What to do: Type the records out again in full, exactly.

The records:
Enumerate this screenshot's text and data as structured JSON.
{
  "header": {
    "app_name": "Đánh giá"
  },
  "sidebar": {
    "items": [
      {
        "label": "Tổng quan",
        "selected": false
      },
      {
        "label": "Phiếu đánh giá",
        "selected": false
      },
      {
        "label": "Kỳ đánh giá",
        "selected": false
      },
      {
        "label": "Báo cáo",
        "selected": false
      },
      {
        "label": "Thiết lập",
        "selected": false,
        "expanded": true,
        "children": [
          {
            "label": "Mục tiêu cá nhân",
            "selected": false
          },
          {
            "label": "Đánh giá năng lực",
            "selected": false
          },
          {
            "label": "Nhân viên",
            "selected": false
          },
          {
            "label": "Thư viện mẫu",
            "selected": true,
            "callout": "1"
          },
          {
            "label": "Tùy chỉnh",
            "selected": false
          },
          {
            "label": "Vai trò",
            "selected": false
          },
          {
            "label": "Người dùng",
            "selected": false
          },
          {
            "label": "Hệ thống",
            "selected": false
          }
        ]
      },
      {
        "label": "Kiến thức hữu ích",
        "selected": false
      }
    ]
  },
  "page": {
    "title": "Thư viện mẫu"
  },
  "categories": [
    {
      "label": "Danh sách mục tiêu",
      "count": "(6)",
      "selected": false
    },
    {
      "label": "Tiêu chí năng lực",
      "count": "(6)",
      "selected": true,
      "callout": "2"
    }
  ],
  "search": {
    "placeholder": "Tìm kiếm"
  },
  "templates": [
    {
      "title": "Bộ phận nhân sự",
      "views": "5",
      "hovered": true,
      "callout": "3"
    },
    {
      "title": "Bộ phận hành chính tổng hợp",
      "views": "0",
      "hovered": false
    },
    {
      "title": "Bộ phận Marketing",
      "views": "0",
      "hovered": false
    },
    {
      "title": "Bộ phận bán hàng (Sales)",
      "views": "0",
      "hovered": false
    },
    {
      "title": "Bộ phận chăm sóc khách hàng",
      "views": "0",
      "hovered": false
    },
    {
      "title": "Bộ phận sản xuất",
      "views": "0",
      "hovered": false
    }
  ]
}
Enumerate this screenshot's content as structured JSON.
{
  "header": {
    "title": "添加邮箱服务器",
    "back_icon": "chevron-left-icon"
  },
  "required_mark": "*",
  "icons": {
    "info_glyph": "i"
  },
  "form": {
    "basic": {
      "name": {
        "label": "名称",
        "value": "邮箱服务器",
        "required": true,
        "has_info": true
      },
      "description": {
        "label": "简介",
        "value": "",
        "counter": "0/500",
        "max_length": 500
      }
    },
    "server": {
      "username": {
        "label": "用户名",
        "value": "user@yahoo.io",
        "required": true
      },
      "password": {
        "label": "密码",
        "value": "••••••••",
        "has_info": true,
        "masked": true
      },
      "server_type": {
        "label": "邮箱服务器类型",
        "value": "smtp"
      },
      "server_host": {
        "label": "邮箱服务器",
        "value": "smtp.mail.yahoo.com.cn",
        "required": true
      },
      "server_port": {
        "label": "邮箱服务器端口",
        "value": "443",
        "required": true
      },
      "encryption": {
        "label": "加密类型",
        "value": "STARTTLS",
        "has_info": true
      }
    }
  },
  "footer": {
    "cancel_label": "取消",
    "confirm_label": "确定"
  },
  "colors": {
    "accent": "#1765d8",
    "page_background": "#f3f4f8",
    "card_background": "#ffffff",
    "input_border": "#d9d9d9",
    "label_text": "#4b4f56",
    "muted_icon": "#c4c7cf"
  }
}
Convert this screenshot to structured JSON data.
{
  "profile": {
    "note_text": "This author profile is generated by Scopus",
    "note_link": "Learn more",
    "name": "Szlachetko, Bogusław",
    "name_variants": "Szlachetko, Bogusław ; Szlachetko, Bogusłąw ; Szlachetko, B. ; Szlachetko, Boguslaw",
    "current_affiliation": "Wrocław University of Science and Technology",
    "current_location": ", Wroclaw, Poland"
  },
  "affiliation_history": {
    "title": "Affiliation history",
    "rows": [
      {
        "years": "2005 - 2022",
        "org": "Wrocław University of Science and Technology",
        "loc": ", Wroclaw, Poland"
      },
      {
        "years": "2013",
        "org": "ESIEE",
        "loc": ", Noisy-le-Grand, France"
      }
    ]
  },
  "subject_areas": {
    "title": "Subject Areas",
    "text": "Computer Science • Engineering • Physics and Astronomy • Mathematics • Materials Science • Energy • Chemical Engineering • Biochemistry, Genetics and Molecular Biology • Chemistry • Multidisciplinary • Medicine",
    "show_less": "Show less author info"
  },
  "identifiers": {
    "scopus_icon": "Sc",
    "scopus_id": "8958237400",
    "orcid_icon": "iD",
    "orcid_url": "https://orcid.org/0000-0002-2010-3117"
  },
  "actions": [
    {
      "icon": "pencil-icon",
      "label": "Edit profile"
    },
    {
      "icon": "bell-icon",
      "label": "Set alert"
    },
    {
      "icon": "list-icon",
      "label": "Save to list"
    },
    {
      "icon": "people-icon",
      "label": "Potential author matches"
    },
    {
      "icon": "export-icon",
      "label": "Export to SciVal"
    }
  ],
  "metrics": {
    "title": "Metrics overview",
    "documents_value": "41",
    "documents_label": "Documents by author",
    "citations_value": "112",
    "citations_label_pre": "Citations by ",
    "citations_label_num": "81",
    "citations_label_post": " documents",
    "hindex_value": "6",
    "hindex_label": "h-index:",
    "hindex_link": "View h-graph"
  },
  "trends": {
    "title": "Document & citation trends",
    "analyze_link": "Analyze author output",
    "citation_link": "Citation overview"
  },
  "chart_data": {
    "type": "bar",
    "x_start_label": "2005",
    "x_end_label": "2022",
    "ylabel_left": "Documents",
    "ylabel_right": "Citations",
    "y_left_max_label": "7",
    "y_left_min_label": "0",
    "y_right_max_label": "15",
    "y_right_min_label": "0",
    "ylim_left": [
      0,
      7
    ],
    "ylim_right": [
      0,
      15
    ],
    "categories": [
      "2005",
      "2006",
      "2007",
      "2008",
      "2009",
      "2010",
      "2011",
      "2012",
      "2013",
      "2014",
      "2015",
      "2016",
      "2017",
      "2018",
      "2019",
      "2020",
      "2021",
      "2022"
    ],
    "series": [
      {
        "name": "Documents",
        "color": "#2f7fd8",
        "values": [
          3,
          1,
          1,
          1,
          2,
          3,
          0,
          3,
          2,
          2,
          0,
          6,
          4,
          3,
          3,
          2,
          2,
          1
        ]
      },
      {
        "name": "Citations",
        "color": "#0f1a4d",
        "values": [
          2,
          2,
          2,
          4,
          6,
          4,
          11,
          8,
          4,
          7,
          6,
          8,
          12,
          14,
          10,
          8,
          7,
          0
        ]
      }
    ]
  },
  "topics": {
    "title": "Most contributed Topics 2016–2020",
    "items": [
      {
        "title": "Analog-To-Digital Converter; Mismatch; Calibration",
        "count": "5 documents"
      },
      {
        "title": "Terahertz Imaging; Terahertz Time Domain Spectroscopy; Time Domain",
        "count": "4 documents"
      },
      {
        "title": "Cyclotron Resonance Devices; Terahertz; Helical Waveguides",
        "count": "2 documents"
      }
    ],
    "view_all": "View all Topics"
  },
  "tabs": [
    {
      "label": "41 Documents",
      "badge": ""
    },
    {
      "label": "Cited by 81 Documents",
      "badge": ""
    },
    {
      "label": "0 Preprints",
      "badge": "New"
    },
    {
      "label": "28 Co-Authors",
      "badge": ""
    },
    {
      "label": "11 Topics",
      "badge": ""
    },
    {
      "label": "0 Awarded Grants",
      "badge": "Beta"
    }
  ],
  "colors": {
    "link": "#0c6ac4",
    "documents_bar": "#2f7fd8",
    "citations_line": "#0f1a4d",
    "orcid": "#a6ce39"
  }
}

The solution:
Enumerate this screenshot's text and data as structured JSON.
{
  "header": {
    "app_name": "Đánh giá"
  },
  "sidebar": {
    "items": [
      {
        "label": "Tổng quan",
        "selected": false
      },
      {
        "label": "Phiếu đánh giá",
        "selected": false
      },
      {
        "label": "Kỳ đánh giá",
        "selected": false
      },
      {
        "label": "Báo cáo",
        "selected": false
      },
      {
        "label": "Thiết lập",
        "selected": false,
        "expanded": true,
        "children": [
          {
            "label": "Mục tiêu cá nhân",
            "selected": false
          },
          {
            "label": "Đánh giá năng lực",
            "selected": false
          },
          {
            "label": "Nhân viên",
            "selected": false
          },
          {
            "label": "Thư viện mẫu",
            "selected": true,
            "callout": "1"
          },
          {
            "label": "Tùy chỉnh",
            "selected": false
          },
          {
            "label": "Vai trò",
            "selected": false
          },
          {
            "label": "Người dùng",
            "selected": false
          },
          {
            "label": "Hệ thống",
            "selected": false
          }
        ]
      },
      {
        "label": "Kiến thức hữu ích",
        "selected": false
      }
    ]
  },
  "page": {
    "title": "Thư viện mẫu"
  },
  "categories": [
    {
      "label": "Danh sách mục tiêu",
      "count": "(6)",
      "selected": false
    },
    {
      "label": "Tiêu chí năng lực",
      "count": "(6)",
      "selected": true,
      "callout": "2"
    }
  ],
  "search": {
    "placeholder": "Tìm kiếm"
  },
  "templates": [
    {
      "title": "Bộ phận nhân sự",
      "views": "5",
      "hovered": true,
      "callout": "3"
    },
    {
      "title": "Bộ phận hành chính tổng hợp",
      "views": "0",
      "hovered": false
    },
    {
      "title": "Bộ phận Marketing",
      "views": "0",
      "hovered": false
    },
    {
      "title": "Bộ phận bán hàng (Sales)",
      "views": "0",
      "hovered": false
    },
    {
      "title": "Bộ phận chăm sóc khách hàng",
      "views": "0",
      "hovered": false
    },
    {
      "title": "Bộ phận sản xuất",
      "views": "0",
      "hovered": false
    }
  ]
}
Enumerate this screenshot's content as structured JSON.
{
  "header": {
    "title": "添加邮箱服务器",
    "back_icon": "chevron-left-icon"
  },
  "required_mark": "*",
  "icons": {
    "info_glyph": "i"
  },
  "form": {
    "basic": {
      "name": {
        "label": "名称",
        "value": "邮箱服务器",
        "required": true,
        "has_info": true
      },
      "description": {
        "label": "简介",
        "value": "",
        "counter": "0/500",
        "max_length": 500
      }
    },
    "server": {
      "username": {
        "label": "用户名",
        "value": "user@yahoo.io",
        "required": true
      },
      "password": {
        "label": "密码",
        "value": "••••••••",
        "has_info": true,
        "masked": true
      },
      "server_type": {
        "label": "邮箱服务器类型",
        "value": "smtp"
      },
      "server_host": {
        "label": "邮箱服务器",
        "value": "smtp.mail.yahoo.com.cn",
        "required": true
      },
      "server_port": {
        "label": "邮箱服务器端口",
        "value": "443",
        "required": true
      },
      "encryption": {
        "label": "加密类型",
        "value": "STARTTLS",
        "has_info": true
      }
    }
  },
  "footer": {
    "cancel_label": "取消",
    "confirm_label": "确定"
  },
  "colors": {
    "accent": "#1765d8",
    "page_background": "#f3f4f8",
    "card_background": "#ffffff",
    "input_border": "#d9d9d9",
    "label_text": "#4b4f56",
    "muted_icon": "#c4c7cf"
  }
}
Convert this screenshot to structured JSON data.
{
  "profile": {
    "note_text": "This author profile is generated by Scopus",
    "note_link": "Learn more",
    "name": "Szlachetko, Bogusław",
    "name_variants": "Szlachetko, Bogusław ; Szlachetko, Bogusłąw ; Szlachetko, B. ; Szlachetko, Boguslaw",
    "current_affiliation": "Wrocław University of Science and Technology",
    "current_location": ", Wroclaw, Poland"
  },
  "affiliation_history": {
    "title": "Affiliation history",
    "rows": [
      {
        "years": "2005 - 2022",
        "org": "Wrocław University of Science and Technology",
        "loc": ", Wroclaw, Poland"
      },
      {
        "years": "2013",
        "org": "ESIEE",
        "loc": ", Noisy-le-Grand, France"
      }
    ]
  },
  "subject_areas": {
    "title": "Subject Areas",
    "text": "Computer Science • Engineering • Physics and Astronomy • Mathematics • Materials Science • Energy • Chemical Engineering • Biochemistry, Genetics and Molecular Biology • Chemistry • Multidisciplinary • Medicine",
    "show_less": "Show less author info"
  },
  "identifiers": {
    "scopus_icon": "Sc",
    "scopus_id": "8958237400",
    "orcid_icon": "iD",
    "orcid_url": "https://orcid.org/0000-0002-2010-3117"
  },
  "actions": [
    {
      "icon": "pencil-icon",
      "label": "Edit profile"
    },
    {
      "icon": "bell-icon",
      "label": "Set alert"
    },
    {
      "icon": "list-icon",
      "label": "Save to list"
    },
    {
      "icon": "people-icon",
      "label": "Potential author matches"
    },
    {
      "icon": "export-icon",
      "label": "Export to SciVal"
    }
  ],
  "metrics": {
    "title": "Metrics overview",
    "documents_value": "41",
    "documents_label": "Documents by author",
    "citations_value": "112",
    "citations_label_pre": "Citations by ",
    "citations_label_num": "81",
    "citations_label_post": " documents",
    "hindex_value": "6",
    "hindex_label": "h-index:",
    "hindex_link": "View h-graph"
  },
  "trends": {
    "title": "Document & citation trends",
    "analyze_link": "Analyze author output",
    "citation_link": "Citation overview"
  },
  "chart_data": {
    "type": "bar",
    "x_start_label": "2005",
    "x_end_label": "2022",
    "ylabel_left": "Documents",
    "ylabel_right": "Citations",
    "y_left_max_label": "7",
    "y_left_min_label": "0",
    "y_right_max_label": "15",
    "y_right_min_label": "0",
    "ylim_left": [
      0,
      7
    ],
    "ylim_right": [
      0,
      15
    ],
    "categories": [
      "2005",
      "2006",
      "2007",
      "2008",
      "2009",
      "2010",
      "2011",
      "2012",
      "2013",
      "2014",
      "2015",
      "2016",
      "2017",
      "2018",
      "2019",
      "2020",
      "2021",
      "2022"
    ],
    "series": [
      {
        "name": "Documents",
        "color": "#2f7fd8",
        "values": [
          3,
          1,
          1,
          1,
          2,
          3,
          0,
          3,
          2,
          2,
          0,
          6,
          4,
          3,
          3,
          2,
          2,
          1
        ]
      },
      {
        "name": "Citations",
        "color": "#0f1a4d",
        "values": [
          2,
          2,
          2,
          4,
          6,
          4,
          11,
          8,
          4,
          7,
          6,
          8,
          12,
          14,
          10,
          8,
          7,
          0
        ]
      }
    ]
  },
  "topics": {
    "title": "Most contributed Topics 2016–2020",
    "items": [
      {
        "title": "Analog-To-Digital Converter; Mismatch; Calibration",
        "count": "5 documents"
      },
      {
        "title": "Terahertz Imaging; Terahertz Time Domain Spectroscopy; Time Domain",
        "count": "4 documents"
      },
      {
        "title": "Cyclotron Resonance Devices; Terahertz; Helical Waveguides",
        "count": "2 documents"
      }
    ],
    "view_all": "View all Topics"
  },
  "tabs": [
    {
      "label": "41 Documents",
      "badge": ""
    },
    {
      "label": "Cited by 81 Documents",
      "badge": ""
    },
    {
      "label": "0 Preprints",
      "badge": "New"
    },
    {
      "label": "28 Co-Authors",
      "badge": ""
    },
    {
      "label": "11 Topics",
      "badge": ""
    },
    {
      "label": "0 Awarded Grants",
      "badge": "Beta"
    }
  ],
  "colors": {
    "link": "#0c6ac4",
    "documents_bar": "#2f7fd8",
    "citations_line": "#0f1a4d",
    "orcid": "#a6ce39"
  }
}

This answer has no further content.